EXERCISE REQUIREMENTS: Please use the Section 230 excerpt below to answer: what inference does the court say the allegations about the Ripoff Report allow?

DOCUMENT:
It ruled that Akiba was a "publisher" or "speaker," using very vaguely-drawn definitions of these terms. Furthermore, it asserted Akiba "participated in the creation or development of information," something it didn't seem to have done.

Goldman:
As for the interpretation of “creation and development,” I don’t see how anyone can interpret those words to include retailing a record without any modifications at all.
So, the court reached the right decision but deployed dodgy arguments. Now these arguments are being used to punch holes in Section 230 in this Xcentric case.

On top of the questionable precedent it cites, the court also finds other actions by Xcentric to be adversely effecting its 230 protections.
Xcentric argues that drawing all inferences in favor of Vision Security, it must be found to have been a neutral publisher. The facts as alleged, however, support a contrary conclusion. Applying the Iqbal standard, the court must give weight to the following allegations: Xcentric maintains the “Ripoff Report” website with a tag line, “By Consumers, for consumers” and “Don’t let them get away with it. Let the truth be known.” Contrary to the stated tagline, the Ripoff Report allows competitors, not just consumers, to post comments. The Ripoff Report home page states: “Complaints Reviews Scams Lawsuits Frauds Reported, File your review. Consumers educating consumers.” These allegations allow a reasonable inference that the Ripoff Report encourages negative content.
From there, the court wanders into a discussion of something nearing extortion allegations.

RECORDS PROVIDED:
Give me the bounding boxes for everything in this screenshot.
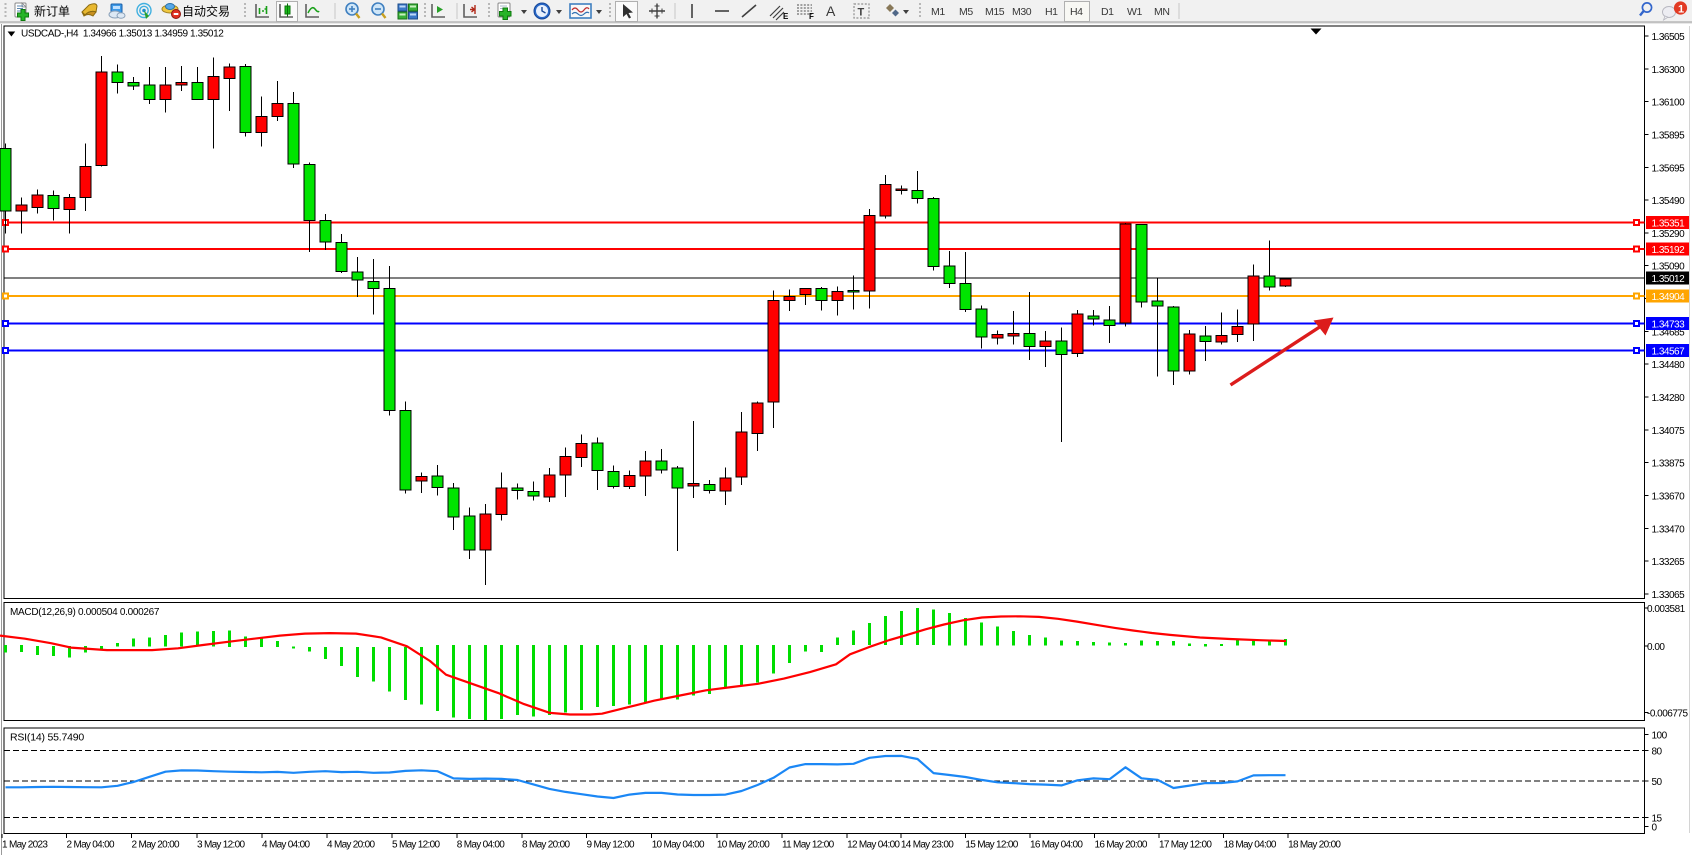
svg-text:T: T (858, 7, 865, 19)
svg-text:1.36505: 1.36505 (1652, 32, 1686, 43)
svg-text:H4: H4 (1070, 6, 1083, 18)
svg-text:2 May 20:00: 2 May 20:00 (132, 840, 180, 851)
svg-text:1.36100: 1.36100 (1652, 98, 1686, 109)
svg-text:1.35351: 1.35351 (1652, 219, 1686, 230)
svg-text:80: 80 (1652, 746, 1663, 757)
svg-text:9 May 12:00: 9 May 12:00 (587, 840, 635, 851)
svg-text:18 May 04:00: 18 May 04:00 (1224, 840, 1277, 851)
svg-text:MN: MN (1154, 6, 1170, 18)
svg-text:17 May 12:00: 17 May 12:00 (1159, 840, 1212, 851)
svg-text:1.33670: 1.33670 (1652, 492, 1686, 503)
svg-text:W1: W1 (1127, 6, 1143, 18)
svg-text:RSI(14) 55.7490: RSI(14) 55.7490 (10, 732, 84, 744)
svg-text:D1: D1 (1101, 6, 1114, 18)
svg-text:5 May 12:00: 5 May 12:00 (392, 840, 440, 851)
svg-text:15: 15 (1652, 813, 1663, 824)
svg-text:M1: M1 (931, 6, 945, 18)
svg-text:3 May 12:00: 3 May 12:00 (197, 840, 245, 851)
svg-text:8 May 04:00: 8 May 04:00 (457, 840, 505, 851)
svg-text:11 May 12:00: 11 May 12:00 (782, 840, 835, 851)
svg-text:1.34685: 1.34685 (1652, 327, 1686, 338)
svg-text:1.33065: 1.33065 (1652, 590, 1686, 601)
svg-text:H1: H1 (1045, 6, 1058, 18)
svg-text:M30: M30 (1012, 6, 1032, 18)
svg-text:18 May 20:00: 18 May 20:00 (1288, 840, 1341, 851)
svg-text:1.34075: 1.34075 (1652, 426, 1686, 437)
svg-text:10 May 04:00: 10 May 04:00 (652, 840, 705, 851)
svg-text:F: F (809, 12, 814, 21)
svg-text:USDCAD-,H4 1.34966 1.35013 1.: USDCAD-,H4 1.34966 1.35013 1.34959 1.350… (21, 29, 224, 40)
svg-text:1.35695: 1.35695 (1652, 163, 1686, 174)
svg-text:100: 100 (1652, 731, 1668, 742)
svg-text:0: 0 (1652, 823, 1658, 834)
svg-text:-0.006775: -0.006775 (1647, 709, 1688, 720)
svg-text:1.35895: 1.35895 (1652, 131, 1686, 142)
svg-text:1 May 2023: 1 May 2023 (2, 840, 48, 851)
svg-text:1.33875: 1.33875 (1652, 459, 1686, 470)
svg-text:1.33470: 1.33470 (1652, 524, 1686, 535)
svg-text:16 May 20:00: 16 May 20:00 (1095, 840, 1148, 851)
svg-text:1.33265: 1.33265 (1652, 557, 1686, 568)
svg-text:1.35090: 1.35090 (1652, 262, 1686, 273)
svg-text:0.00: 0.00 (1647, 642, 1665, 653)
svg-text:50: 50 (1652, 777, 1663, 788)
svg-text:15 May 12:00: 15 May 12:00 (965, 840, 1018, 851)
svg-text:M5: M5 (959, 6, 973, 18)
svg-text:1.35012: 1.35012 (1652, 274, 1686, 285)
svg-text:12 May 04:00: 12 May 04:00 (847, 840, 900, 851)
svg-text:自动交易: 自动交易 (182, 4, 230, 19)
svg-text:1.34567: 1.34567 (1652, 347, 1686, 358)
svg-text:A: A (826, 3, 836, 19)
svg-text:10 May 20:00: 10 May 20:00 (717, 840, 770, 851)
svg-text:4 May 04:00: 4 May 04:00 (262, 840, 310, 851)
svg-text:1.36300: 1.36300 (1652, 65, 1686, 76)
svg-text:1: 1 (1678, 4, 1684, 16)
svg-text:MACD(12,26,9) 0.000504 0.00026: MACD(12,26,9) 0.000504 0.000267 (10, 607, 160, 618)
svg-text:1.34733: 1.34733 (1652, 319, 1686, 330)
svg-text:1.34280: 1.34280 (1652, 393, 1686, 404)
svg-text:1.35192: 1.35192 (1652, 245, 1686, 256)
svg-text:1.34480: 1.34480 (1652, 360, 1686, 371)
svg-text:16 May 04:00: 16 May 04:00 (1030, 840, 1083, 851)
svg-text:1.34904: 1.34904 (1652, 292, 1686, 303)
svg-text:0.003581: 0.003581 (1647, 604, 1686, 615)
svg-text:1.35490: 1.35490 (1652, 196, 1686, 207)
svg-text:8 May 20:00: 8 May 20:00 (522, 840, 570, 851)
svg-text:E: E (783, 12, 789, 21)
svg-text:M15: M15 (985, 6, 1005, 18)
svg-text:2 May 04:00: 2 May 04:00 (67, 840, 115, 851)
svg-text:4 May 20:00: 4 May 20:00 (327, 840, 375, 851)
svg-text:新订单: 新订单 (34, 4, 70, 19)
svg-text:14 May 23:00: 14 May 23:00 (901, 840, 954, 851)
svg-text:1.35290: 1.35290 (1652, 229, 1686, 240)
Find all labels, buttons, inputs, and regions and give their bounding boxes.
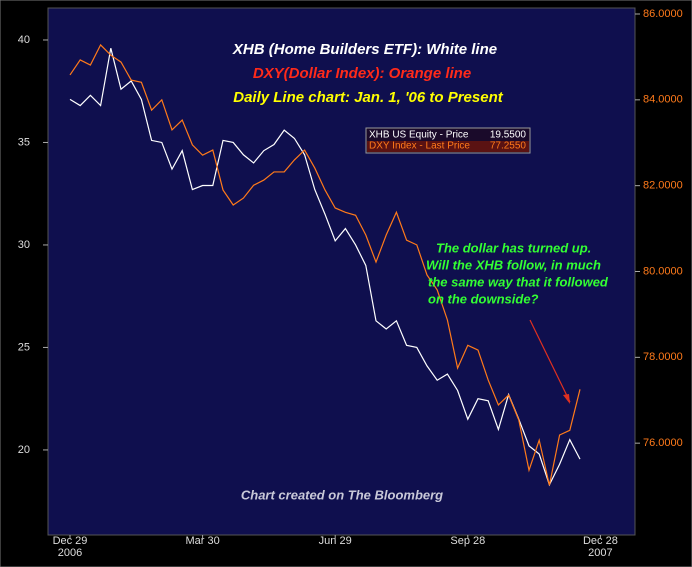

ANSWER: The allegations allow a reasonable inference that the Ripoff Report encourages negative content.